[Stored entries]
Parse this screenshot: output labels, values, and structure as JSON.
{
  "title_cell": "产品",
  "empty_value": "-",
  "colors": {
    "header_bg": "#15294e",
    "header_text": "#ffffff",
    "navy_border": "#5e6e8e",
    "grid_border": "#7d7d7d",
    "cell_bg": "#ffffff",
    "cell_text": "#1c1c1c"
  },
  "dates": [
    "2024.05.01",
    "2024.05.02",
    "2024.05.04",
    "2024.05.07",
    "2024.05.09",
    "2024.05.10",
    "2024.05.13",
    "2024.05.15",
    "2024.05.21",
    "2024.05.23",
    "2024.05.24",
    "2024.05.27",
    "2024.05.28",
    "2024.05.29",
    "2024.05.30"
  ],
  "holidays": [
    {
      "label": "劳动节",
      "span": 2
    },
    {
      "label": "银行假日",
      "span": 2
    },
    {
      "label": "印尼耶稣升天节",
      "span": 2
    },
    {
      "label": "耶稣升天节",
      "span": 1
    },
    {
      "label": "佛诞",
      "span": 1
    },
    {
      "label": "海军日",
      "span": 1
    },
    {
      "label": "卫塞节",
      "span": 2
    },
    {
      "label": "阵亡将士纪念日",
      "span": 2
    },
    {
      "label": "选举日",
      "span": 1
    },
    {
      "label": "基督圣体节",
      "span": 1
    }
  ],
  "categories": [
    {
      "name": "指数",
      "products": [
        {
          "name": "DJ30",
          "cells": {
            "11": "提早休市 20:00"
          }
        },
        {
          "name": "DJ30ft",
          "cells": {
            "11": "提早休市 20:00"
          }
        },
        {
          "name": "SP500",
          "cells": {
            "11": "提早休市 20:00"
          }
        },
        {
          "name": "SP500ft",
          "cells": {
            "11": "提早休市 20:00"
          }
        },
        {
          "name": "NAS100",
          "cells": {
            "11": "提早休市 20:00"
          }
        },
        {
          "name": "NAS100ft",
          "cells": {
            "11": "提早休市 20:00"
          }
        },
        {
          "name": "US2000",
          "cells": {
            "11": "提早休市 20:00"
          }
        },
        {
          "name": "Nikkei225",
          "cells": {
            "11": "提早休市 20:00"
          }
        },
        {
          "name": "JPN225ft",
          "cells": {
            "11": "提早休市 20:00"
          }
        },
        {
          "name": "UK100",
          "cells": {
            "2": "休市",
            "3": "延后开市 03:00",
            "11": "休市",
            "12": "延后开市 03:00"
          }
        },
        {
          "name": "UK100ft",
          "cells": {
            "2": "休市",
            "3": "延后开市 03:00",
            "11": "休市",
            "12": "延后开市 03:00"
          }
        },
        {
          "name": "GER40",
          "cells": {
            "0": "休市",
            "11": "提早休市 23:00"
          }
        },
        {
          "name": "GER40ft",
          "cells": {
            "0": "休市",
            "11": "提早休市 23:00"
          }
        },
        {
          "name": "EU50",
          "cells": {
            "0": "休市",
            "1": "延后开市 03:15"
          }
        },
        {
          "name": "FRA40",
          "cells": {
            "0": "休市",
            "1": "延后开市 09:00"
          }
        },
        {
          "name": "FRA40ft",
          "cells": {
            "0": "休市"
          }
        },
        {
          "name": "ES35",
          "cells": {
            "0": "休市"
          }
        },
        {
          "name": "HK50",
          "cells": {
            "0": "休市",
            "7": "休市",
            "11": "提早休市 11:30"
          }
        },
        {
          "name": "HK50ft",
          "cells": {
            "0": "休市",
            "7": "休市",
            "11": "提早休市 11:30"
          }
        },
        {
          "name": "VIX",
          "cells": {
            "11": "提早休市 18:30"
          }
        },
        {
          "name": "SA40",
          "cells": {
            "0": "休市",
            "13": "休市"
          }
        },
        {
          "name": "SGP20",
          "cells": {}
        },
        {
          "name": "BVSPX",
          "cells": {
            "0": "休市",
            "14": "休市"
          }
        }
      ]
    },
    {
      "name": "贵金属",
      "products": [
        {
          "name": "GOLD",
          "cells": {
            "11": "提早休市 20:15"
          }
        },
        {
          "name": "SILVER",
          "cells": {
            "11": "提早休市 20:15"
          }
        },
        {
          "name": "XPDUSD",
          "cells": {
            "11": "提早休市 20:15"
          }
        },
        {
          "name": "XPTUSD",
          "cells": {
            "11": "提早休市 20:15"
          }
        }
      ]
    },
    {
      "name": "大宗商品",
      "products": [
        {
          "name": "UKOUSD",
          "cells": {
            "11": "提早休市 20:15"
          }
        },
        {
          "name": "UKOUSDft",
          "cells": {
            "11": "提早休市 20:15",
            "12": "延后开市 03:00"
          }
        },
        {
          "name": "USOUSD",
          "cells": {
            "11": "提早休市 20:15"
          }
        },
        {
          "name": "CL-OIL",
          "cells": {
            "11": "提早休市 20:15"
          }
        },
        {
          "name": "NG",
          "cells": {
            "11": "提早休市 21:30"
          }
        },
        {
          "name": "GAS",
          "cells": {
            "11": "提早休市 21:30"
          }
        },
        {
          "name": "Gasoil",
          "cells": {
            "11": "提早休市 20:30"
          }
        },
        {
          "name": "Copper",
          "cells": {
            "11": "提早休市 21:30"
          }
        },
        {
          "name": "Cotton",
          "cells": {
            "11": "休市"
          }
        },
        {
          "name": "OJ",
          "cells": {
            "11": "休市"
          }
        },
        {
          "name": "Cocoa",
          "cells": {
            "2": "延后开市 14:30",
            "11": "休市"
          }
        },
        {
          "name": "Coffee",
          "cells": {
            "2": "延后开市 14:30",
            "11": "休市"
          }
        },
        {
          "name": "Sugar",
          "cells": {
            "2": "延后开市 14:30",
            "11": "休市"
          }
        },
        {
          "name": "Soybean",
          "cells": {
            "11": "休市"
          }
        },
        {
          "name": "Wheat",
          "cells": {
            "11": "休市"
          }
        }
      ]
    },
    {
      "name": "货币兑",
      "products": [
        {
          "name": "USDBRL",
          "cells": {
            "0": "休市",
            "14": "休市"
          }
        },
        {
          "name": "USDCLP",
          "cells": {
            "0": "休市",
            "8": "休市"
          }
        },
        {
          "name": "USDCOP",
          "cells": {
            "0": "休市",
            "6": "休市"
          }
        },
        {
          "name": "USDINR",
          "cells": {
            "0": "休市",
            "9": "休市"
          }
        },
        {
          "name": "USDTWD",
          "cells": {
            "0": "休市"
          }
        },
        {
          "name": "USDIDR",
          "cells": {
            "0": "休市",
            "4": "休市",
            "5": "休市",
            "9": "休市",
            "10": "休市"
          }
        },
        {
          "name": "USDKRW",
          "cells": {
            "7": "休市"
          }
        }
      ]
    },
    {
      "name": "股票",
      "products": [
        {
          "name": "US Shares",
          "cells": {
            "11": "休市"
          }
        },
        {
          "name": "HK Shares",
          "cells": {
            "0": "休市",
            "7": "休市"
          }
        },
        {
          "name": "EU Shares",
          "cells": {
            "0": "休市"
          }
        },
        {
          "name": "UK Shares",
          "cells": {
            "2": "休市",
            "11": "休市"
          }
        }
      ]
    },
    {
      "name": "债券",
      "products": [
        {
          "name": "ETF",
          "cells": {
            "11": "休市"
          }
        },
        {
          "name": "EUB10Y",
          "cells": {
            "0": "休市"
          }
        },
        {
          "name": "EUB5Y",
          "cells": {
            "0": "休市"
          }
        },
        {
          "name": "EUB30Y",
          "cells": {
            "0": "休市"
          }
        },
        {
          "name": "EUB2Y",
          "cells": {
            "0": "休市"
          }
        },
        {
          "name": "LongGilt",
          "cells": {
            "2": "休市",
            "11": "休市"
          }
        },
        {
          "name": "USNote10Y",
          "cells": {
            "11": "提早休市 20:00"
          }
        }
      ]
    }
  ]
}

TASK REQUIREMENTS →
Every entry needs to be retyped exactly.

EXERCISE OUTPUT →
Parse this screenshot: output labels, values, and structure as JSON.
{
  "title_cell": "产品",
  "empty_value": "-",
  "colors": {
    "header_bg": "#15294e",
    "header_text": "#ffffff",
    "navy_border": "#5e6e8e",
    "grid_border": "#7d7d7d",
    "cell_bg": "#ffffff",
    "cell_text": "#1c1c1c"
  },
  "dates": [
    "2024.05.01",
    "2024.05.02",
    "2024.05.04",
    "2024.05.07",
    "2024.05.09",
    "2024.05.10",
    "2024.05.13",
    "2024.05.15",
    "2024.05.21",
    "2024.05.23",
    "2024.05.24",
    "2024.05.27",
    "2024.05.28",
    "2024.05.29",
    "2024.05.30"
  ],
  "holidays": [
    {
      "label": "劳动节",
      "span": 2
    },
    {
      "label": "银行假日",
      "span": 2
    },
    {
      "label": "印尼耶稣升天节",
      "span": 2
    },
    {
      "label": "耶稣升天节",
      "span": 1
    },
    {
      "label": "佛诞",
      "span": 1
    },
    {
      "label": "海军日",
      "span": 1
    },
    {
      "label": "卫塞节",
      "span": 2
    },
    {
      "label": "阵亡将士纪念日",
      "span": 2
    },
    {
      "label": "选举日",
      "span": 1
    },
    {
      "label": "基督圣体节",
      "span": 1
    }
  ],
  "categories": [
    {
      "name": "指数",
      "products": [
        {
          "name": "DJ30",
          "cells": {
            "11": "提早休市 20:00"
          }
        },
        {
          "name": "DJ30ft",
          "cells": {
            "11": "提早休市 20:00"
          }
        },
        {
          "name": "SP500",
          "cells": {
            "11": "提早休市 20:00"
          }
        },
        {
          "name": "SP500ft",
          "cells": {
            "11": "提早休市 20:00"
          }
        },
        {
          "name": "NAS100",
          "cells": {
            "11": "提早休市 20:00"
          }
        },
        {
          "name": "NAS100ft",
          "cells": {
            "11": "提早休市 20:00"
          }
        },
        {
          "name": "US2000",
          "cells": {
            "11": "提早休市 20:00"
          }
        },
        {
          "name": "Nikkei225",
          "cells": {
            "11": "提早休市 20:00"
          }
        },
        {
          "name": "JPN225ft",
          "cells": {
            "11": "提早休市 20:00"
          }
        },
        {
          "name": "UK100",
          "cells": {
            "2": "休市",
            "3": "延后开市 03:00",
            "11": "休市",
            "12": "延后开市 03:00"
          }
        },
        {
          "name": "UK100ft",
          "cells": {
            "2": "休市",
            "3": "延后开市 03:00",
            "11": "休市",
            "12": "延后开市 03:00"
          }
        },
        {
          "name": "GER40",
          "cells": {
            "0": "休市",
            "11": "提早休市 23:00"
          }
        },
        {
          "name": "GER40ft",
          "cells": {
            "0": "休市",
            "11": "提早休市 23:00"
          }
        },
        {
          "name": "EU50",
          "cells": {
            "0": "休市",
            "1": "延后开市 03:15"
          }
        },
        {
          "name": "FRA40",
          "cells": {
            "0": "休市",
            "1": "延后开市 09:00"
          }
        },
        {
          "name": "FRA40ft",
          "cells": {
            "0": "休市"
          }
        },
        {
          "name": "ES35",
          "cells": {
            "0": "休市"
          }
        },
        {
          "name": "HK50",
          "cells": {
            "0": "休市",
            "7": "休市",
            "11": "提早休市 11:30"
          }
        },
        {
          "name": "HK50ft",
          "cells": {
            "0": "休市",
            "7": "休市",
            "11": "提早休市 11:30"
          }
        },
        {
          "name": "VIX",
          "cells": {
            "11": "提早休市 18:30"
          }
        },
        {
          "name": "SA40",
          "cells": {
            "0": "休市",
            "13": "休市"
          }
        },
        {
          "name": "SGP20",
          "cells": {}
        },
        {
          "name": "BVSPX",
          "cells": {
            "0": "休市",
            "14": "休市"
          }
        }
      ]
    },
    {
      "name": "贵金属",
      "products": [
        {
          "name": "GOLD",
          "cells": {
            "11": "提早休市 20:15"
          }
        },
        {
          "name": "SILVER",
          "cells": {
            "11": "提早休市 20:15"
          }
        },
        {
          "name": "XPDUSD",
          "cells": {
            "11": "提早休市 20:15"
          }
        },
        {
          "name": "XPTUSD",
          "cells": {
            "11": "提早休市 20:15"
          }
        }
      ]
    },
    {
      "name": "大宗商品",
      "products": [
        {
          "name": "UKOUSD",
          "cells": {
            "11": "提早休市 20:15"
          }
        },
        {
          "name": "UKOUSDft",
          "cells": {
            "11": "提早休市 20:15",
            "12": "延后开市 03:00"
          }
        },
        {
          "name": "USOUSD",
          "cells": {
            "11": "提早休市 20:15"
          }
        },
        {
          "name": "CL-OIL",
          "cells": {
            "11": "提早休市 20:15"
          }
        },
        {
          "name": "NG",
          "cells": {
            "11": "提早休市 21:30"
          }
        },
        {
          "name": "GAS",
          "cells": {
            "11": "提早休市 21:30"
          }
        },
        {
          "name": "Gasoil",
          "cells": {
            "11": "提早休市 20:30"
          }
        },
        {
          "name": "Copper",
          "cells": {
            "11": "提早休市 21:30"
          }
        },
        {
          "name": "Cotton",
          "cells": {
            "11": "休市"
          }
        },
        {
          "name": "OJ",
          "cells": {
            "11": "休市"
          }
        },
        {
          "name": "Cocoa",
          "cells": {
            "2": "延后开市 14:30",
            "11": "休市"
          }
        },
        {
          "name": "Coffee",
          "cells": {
            "2": "延后开市 14:30",
            "11": "休市"
          }
        },
        {
          "name": "Sugar",
          "cells": {
            "2": "延后开市 14:30",
            "11": "休市"
          }
        },
        {
          "name": "Soybean",
          "cells": {
            "11": "休市"
          }
        },
        {
          "name": "Wheat",
          "cells": {
            "11": "休市"
          }
        }
      ]
    },
    {
      "name": "货币兑",
      "products": [
        {
          "name": "USDBRL",
          "cells": {
            "0": "休市",
            "14": "休市"
          }
        },
        {
          "name": "USDCLP",
          "cells": {
            "0": "休市",
            "8": "休市"
          }
        },
        {
          "name": "USDCOP",
          "cells": {
            "0": "休市",
            "6": "休市"
          }
        },
        {
          "name": "USDINR",
          "cells": {
            "0": "休市",
            "9": "休市"
          }
        },
        {
          "name": "USDTWD",
          "cells": {
            "0": "休市"
          }
        },
        {
          "name": "USDIDR",
          "cells": {
            "0": "休市",
            "4": "休市",
            "5": "休市",
            "9": "休市",
            "10": "休市"
          }
        },
        {
          "name": "USDKRW",
          "cells": {
            "7": "休市"
          }
        }
      ]
    },
    {
      "name": "股票",
      "products": [
        {
          "name": "US Shares",
          "cells": {
            "11": "休市"
          }
        },
        {
          "name": "HK Shares",
          "cells": {
            "0": "休市",
            "7": "休市"
          }
        },
        {
          "name": "EU Shares",
          "cells": {
            "0": "休市"
          }
        },
        {
          "name": "UK Shares",
          "cells": {
            "2": "休市",
            "11": "休市"
          }
        }
      ]
    },
    {
      "name": "债券",
      "products": [
        {
          "name": "ETF",
          "cells": {
            "11": "休市"
          }
        },
        {
          "name": "EUB10Y",
          "cells": {
            "0": "休市"
          }
        },
        {
          "name": "EUB5Y",
          "cells": {
            "0": "休市"
          }
        },
        {
          "name": "EUB30Y",
          "cells": {
            "0": "休市"
          }
        },
        {
          "name": "EUB2Y",
          "cells": {
            "0": "休市"
          }
        },
        {
          "name": "LongGilt",
          "cells": {
            "2": "休市",
            "11": "休市"
          }
        },
        {
          "name": "USNote10Y",
          "cells": {
            "11": "提早休市 20:00"
          }
        }
      ]
    }
  ]
}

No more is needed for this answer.